=== INPUT FOR THIS TASK ===
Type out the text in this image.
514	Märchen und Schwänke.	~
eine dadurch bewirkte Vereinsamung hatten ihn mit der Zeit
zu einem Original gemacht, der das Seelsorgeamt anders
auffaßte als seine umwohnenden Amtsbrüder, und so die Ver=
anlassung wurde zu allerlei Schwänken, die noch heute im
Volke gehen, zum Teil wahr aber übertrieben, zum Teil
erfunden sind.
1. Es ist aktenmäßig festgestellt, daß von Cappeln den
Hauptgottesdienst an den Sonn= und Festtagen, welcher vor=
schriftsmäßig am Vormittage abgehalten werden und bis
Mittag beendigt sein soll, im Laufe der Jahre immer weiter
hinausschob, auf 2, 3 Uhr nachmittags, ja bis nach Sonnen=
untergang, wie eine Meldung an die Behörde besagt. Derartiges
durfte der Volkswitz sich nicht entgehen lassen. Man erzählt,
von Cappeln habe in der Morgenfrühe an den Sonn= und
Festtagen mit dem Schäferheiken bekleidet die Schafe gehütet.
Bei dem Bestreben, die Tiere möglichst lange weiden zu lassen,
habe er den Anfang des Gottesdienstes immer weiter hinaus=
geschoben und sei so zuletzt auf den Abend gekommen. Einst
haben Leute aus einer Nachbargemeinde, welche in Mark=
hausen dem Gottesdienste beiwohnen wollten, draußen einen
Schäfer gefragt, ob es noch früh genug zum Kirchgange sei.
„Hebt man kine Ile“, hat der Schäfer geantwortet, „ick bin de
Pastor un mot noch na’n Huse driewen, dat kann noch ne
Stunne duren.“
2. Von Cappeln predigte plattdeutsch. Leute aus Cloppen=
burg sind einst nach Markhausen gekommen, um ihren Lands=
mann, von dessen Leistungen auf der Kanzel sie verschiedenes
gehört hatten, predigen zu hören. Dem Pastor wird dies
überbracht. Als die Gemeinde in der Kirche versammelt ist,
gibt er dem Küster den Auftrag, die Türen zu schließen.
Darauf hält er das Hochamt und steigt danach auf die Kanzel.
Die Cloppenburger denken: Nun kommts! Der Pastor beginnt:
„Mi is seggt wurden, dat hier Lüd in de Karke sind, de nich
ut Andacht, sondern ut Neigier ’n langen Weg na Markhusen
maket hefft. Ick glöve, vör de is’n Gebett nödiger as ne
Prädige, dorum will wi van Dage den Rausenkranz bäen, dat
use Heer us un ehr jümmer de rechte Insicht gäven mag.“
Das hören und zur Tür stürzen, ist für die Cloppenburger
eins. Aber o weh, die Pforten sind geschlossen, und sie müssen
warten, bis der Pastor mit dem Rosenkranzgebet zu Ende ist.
===
> [WHAT IS EXPECTED]
Copy out the full material exactly as it appears.

> [OUTPUT FOR THIS EXERCISE]
Type out the text in this image.
514	Märchen und Schwänke.	~
eine dadurch bewirkte Vereinsamung hatten ihn mit der Zeit
zu einem Original gemacht, der das Seelsorgeamt anders
auffaßte als seine umwohnenden Amtsbrüder, und so die Ver=
anlassung wurde zu allerlei Schwänken, die noch heute im
Volke gehen, zum Teil wahr aber übertrieben, zum Teil
erfunden sind.
1. Es ist aktenmäßig festgestellt, daß von Cappeln den
Hauptgottesdienst an den Sonn= und Festtagen, welcher vor=
schriftsmäßig am Vormittage abgehalten werden und bis
Mittag beendigt sein soll, im Laufe der Jahre immer weiter
hinausschob, auf 2, 3 Uhr nachmittags, ja bis nach Sonnen=
untergang, wie eine Meldung an die Behörde besagt. Derartiges
durfte der Volkswitz sich nicht entgehen lassen. Man erzählt,
von Cappeln habe in der Morgenfrühe an den Sonn= und
Festtagen mit dem Schäferheiken bekleidet die Schafe gehütet.
Bei dem Bestreben, die Tiere möglichst lange weiden zu lassen,
habe er den Anfang des Gottesdienstes immer weiter hinaus=
geschoben und sei so zuletzt auf den Abend gekommen. Einst
haben Leute aus einer Nachbargemeinde, welche in Mark=
hausen dem Gottesdienste beiwohnen wollten, draußen einen
Schäfer gefragt, ob es noch früh genug zum Kirchgange sei.
„Hebt man kine Ile“, hat der Schäfer geantwortet, „ick bin de
Pastor un mot noch na’n Huse driewen, dat kann noch ne
Stunne duren.“
2. Von Cappeln predigte plattdeutsch. Leute aus Cloppen=
burg sind einst nach Markhausen gekommen, um ihren Lands=
mann, von dessen Leistungen auf der Kanzel sie verschiedenes
gehört hatten, predigen zu hören. Dem Pastor wird dies
überbracht. Als die Gemeinde in der Kirche versammelt ist,
gibt er dem Küster den Auftrag, die Türen zu schließen.
Darauf hält er das Hochamt und steigt danach auf die Kanzel.
Die Cloppenburger denken: Nun kommts! Der Pastor beginnt:
„Mi is seggt wurden, dat hier Lüd in de Karke sind, de nich
ut Andacht, sondern ut Neigier ’n langen Weg na Markhusen
maket hefft. Ick glöve, vör de is’n Gebett nödiger as ne
Prädige, dorum will wi van Dage den Rausenkranz bäen, dat
use Heer us un ehr jümmer de rechte Insicht gäven mag.“
Das hören und zur Tür stürzen, ist für die Cloppenburger
eins. Aber o weh, die Pforten sind geschlossen, und sie müssen
warten, bis der Pastor mit dem Rosenkranzgebet zu Ende ist.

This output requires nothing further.